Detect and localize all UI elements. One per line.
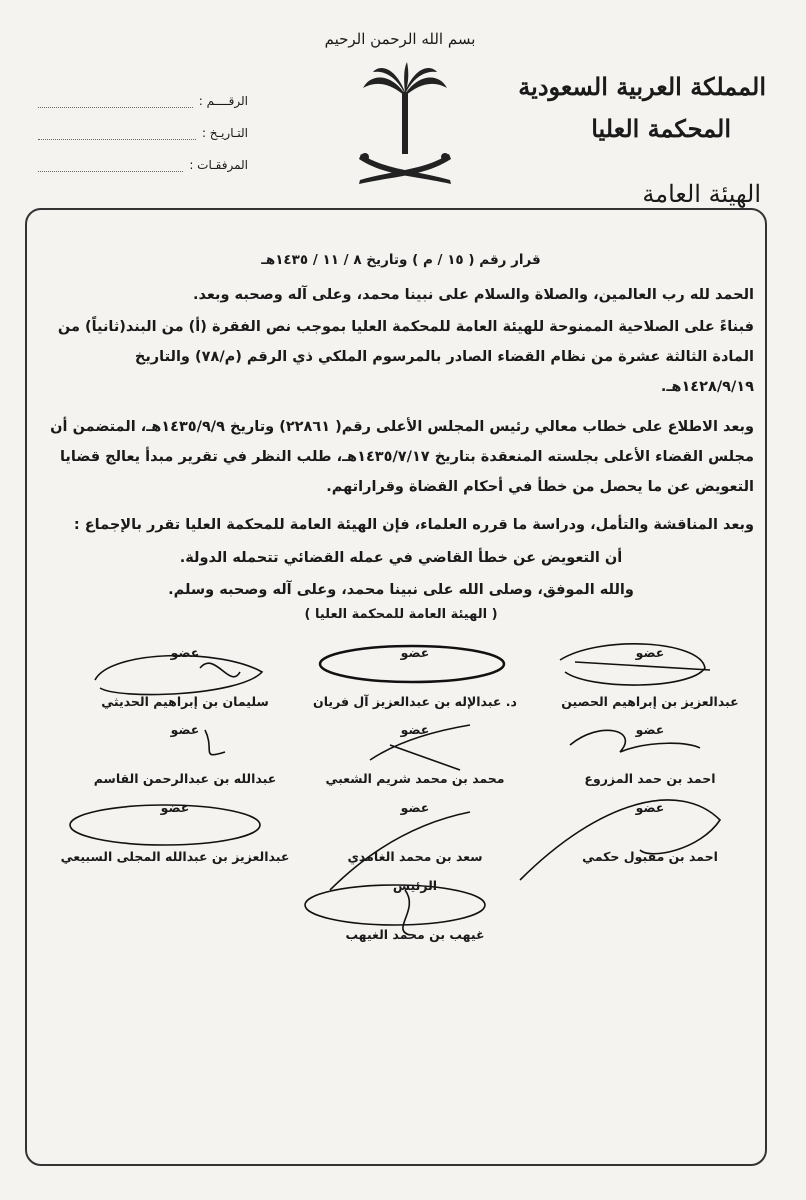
kingdom-title: المملكة العربية السعودية [518, 72, 766, 101]
review-paragraph: وبعد الاطلاع على خطاب معالي رئيس المجلس الأعلى رقم( ٢٢٨٦١) وتاريخ ١٤٣٥/٩/٩هـ، المتضمن أن مجلس القضاء الأعلى بجلسته المنعقدة بتاريخ ١٤٣٥/٧/١٧هـ، طلب النظر في تقرير مبدأ يعالج قضايا التعويض عن ما يحصل من خطأ في أحكام القضاة وقراراتهم. [50, 419, 754, 495]
president-signature-block: الرئيس غيهب بن محمد الغيهب [345, 878, 485, 942]
signature-block: عضو احمد بن مقبول حكمي [582, 800, 718, 864]
signatories-heading: ( الهيئة العامة للمحكمة العليا ) [304, 607, 498, 622]
signature-block: عضو سليمان بن إبراهيم الحديثي [101, 645, 269, 709]
signature-block: عضو محمد بن محمد شريم الشعبي [325, 722, 505, 786]
signature-block: عضو عبدالعزيز بن عبدالله المجلى السبيعي [60, 800, 290, 864]
court-title: المحكمة العليا [591, 114, 731, 143]
deliberation-paragraph: وبعد المناقشة والتأمل، ودراسة ما قرره العلماء، فإن الهيئة العامة للمحكمة العليا تقرر بالإجماع : [73, 517, 754, 533]
reference-number-field: الرقــــم : [38, 88, 248, 108]
closing-paragraph: والله الموفق، وصلى الله على نبينا محمد، وعلى آله وصحبه وسلم. [168, 582, 634, 598]
signature-block: عضو د. عبدالإله بن عبدالعزيز آل فريان [313, 645, 517, 709]
opening-paragraph: الحمد لله رب العالمين، والصلاة والسلام على نبينا محمد، وعلى آله وصحبه وبعد. [192, 287, 754, 303]
decision-number: قرار رقم ( ١٥ / م ) وتاريخ ٨ / ١١ / ١٤٣٥هـ [261, 252, 541, 268]
basmala: بسم الله الرحمن الرحيم [324, 30, 476, 48]
signature-block: عضو عبدالله بن عبدالرحمن القاسم [93, 722, 277, 786]
signature-block: عضو احمد بن حمد المزروع [584, 722, 716, 786]
general-body-title: الهيئة العامة [642, 180, 761, 208]
attachments-field: المرفقـات : [38, 152, 248, 172]
authority-paragraph: فبناءً على الصلاحية الممنوحة للهيئة العامة للمحكمة العليا بموجب نص الفقرة (أ) من البند(ثانياً) من المادة الثالثة عشرة من نظام القضاء الصادر بالمرسوم الملكي ذي الرقم (م/٧٨) والتاريخ ١٤٢٨/٩/١٩هـ. [57, 319, 754, 395]
date-field: التـاريـخ : [38, 120, 248, 140]
ruling-paragraph: أن التعويض عن خطأ القاضي في عمله القضائي تتحمله الدولة. [179, 550, 623, 566]
signature-block: عضو سعد بن محمد الغامدي [347, 800, 483, 864]
signature-block: عضو عبدالعزيز بن إبراهيم الحصين [561, 645, 739, 709]
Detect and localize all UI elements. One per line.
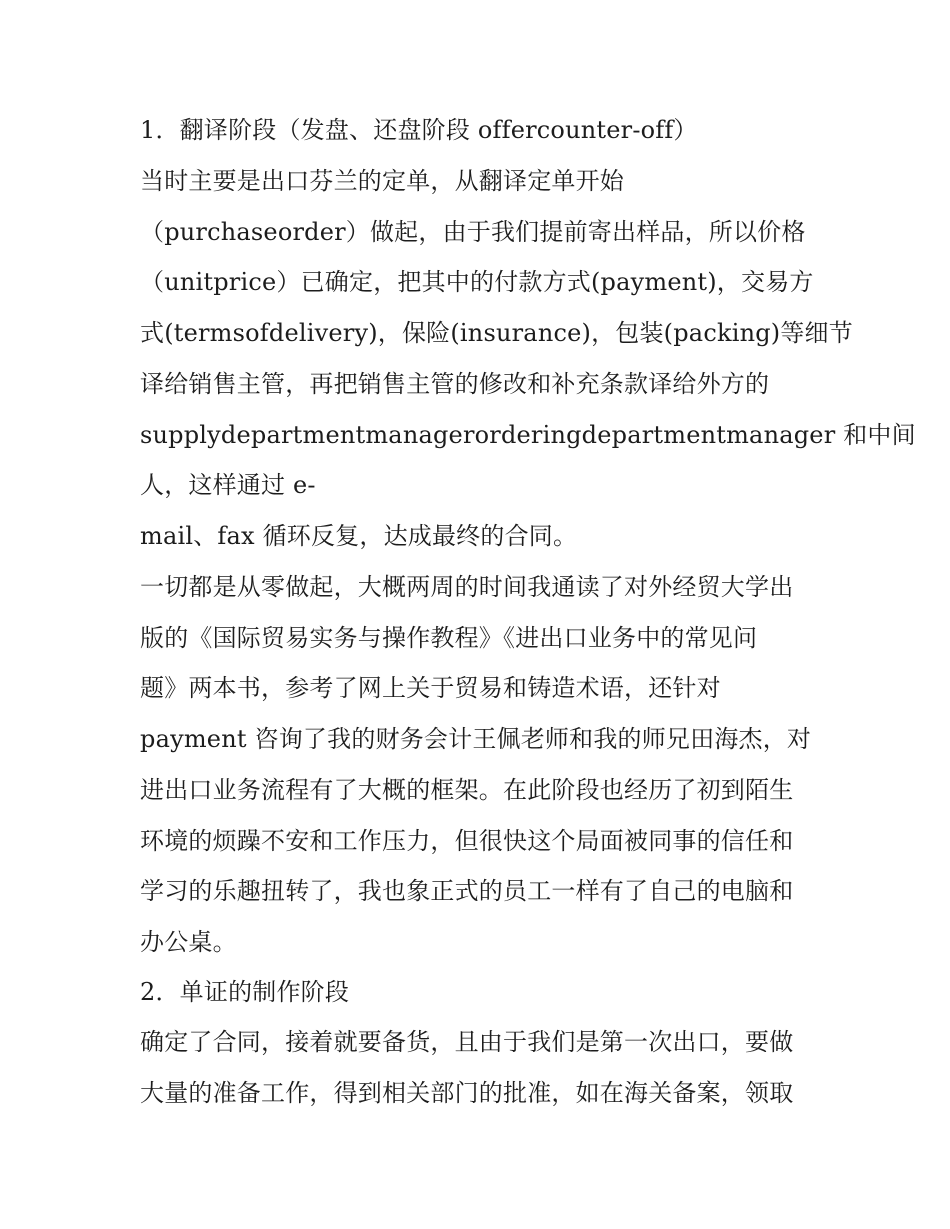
paragraph-line: 当时主要是出口芬兰的定单，从翻译定单开始 <box>140 167 624 195</box>
paragraph-line: 式(termsofdelivery)，保险(insurance)，包装(packing)等细节 <box>140 319 853 347</box>
paragraph-line: 题》两本书，参考了网上关于贸易和铸造术语，还针对 <box>140 674 721 702</box>
paragraph-line: 大量的准备工作，得到相关部门的批准，如在海关备案，领取 <box>140 1079 794 1107</box>
paragraph-line: （unitprice）已确定，把其中的付款方式(payment)，交易方 <box>140 268 814 296</box>
paragraph-line: 办公桌。 <box>140 928 237 956</box>
paragraph-line: supplydepartmentmanagerorderingdepartmentmanager 和中间 <box>140 421 916 449</box>
heading-documents-stage: 2．单证的制作阶段 <box>140 978 350 1006</box>
paragraph-line: 确定了合同，接着就要备货，且由于我们是第一次出口，要做 <box>140 1028 794 1056</box>
paragraph-line: 译给销售主管，再把销售主管的修改和补充条款译给外方的 <box>140 370 770 398</box>
paragraph-line: 版的《国际贸易实务与操作教程》《进出口业务中的常见问 <box>140 624 758 652</box>
paragraph-line: payment 咨询了我的财务会计王佩老师和我的师兄田海杰，对 <box>140 725 812 753</box>
paragraph-line: mail、fax 循环反复，达成最终的合同。 <box>140 522 578 550</box>
paragraph-line: 人，这样通过 e- <box>140 471 316 499</box>
paragraph-line: （purchaseorder）做起，由于我们提前寄出样品，所以价格 <box>140 218 806 246</box>
paragraph-line: 进出口业务流程有了大概的框架。在此阶段也经历了初到陌生 <box>140 776 794 804</box>
paragraph-line: 环境的烦躁不安和工作压力，但很快这个局面被同事的信任和 <box>140 827 794 855</box>
heading-translation-stage: 1．翻译阶段（发盘、还盘阶段 offercounter-off） <box>140 116 698 144</box>
paragraph-line: 学习的乐趣扭转了，我也象正式的员工一样有了自己的电脑和 <box>140 877 794 905</box>
paragraph-line: 一切都是从零做起，大概两周的时间我通读了对外经贸大学出 <box>140 573 794 601</box>
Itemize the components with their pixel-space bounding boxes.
════════════════════
Challenge:
Can you reproduce, word for word, the run of lines in the records that starts with the line containing "paragraph-line: 当时主要是出口芬兰的定单，从翻译定单开始 <box>140" and ends with the line containing "paragraph-line: 大量的准备工作，得到相关部门的批准，如在海关备案，领取 <box>140", including both of those lines?

Exercise solution:
paragraph-line: 当时主要是出口芬兰的定单，从翻译定单开始 <box>140 167 624 195</box>
paragraph-line: 式(termsofdelivery)，保险(insurance)，包装(packing)等细节 <box>140 319 853 347</box>
paragraph-line: 题》两本书，参考了网上关于贸易和铸造术语，还针对 <box>140 674 721 702</box>
paragraph-line: 大量的准备工作，得到相关部门的批准，如在海关备案，领取 <box>140 1079 794 1107</box>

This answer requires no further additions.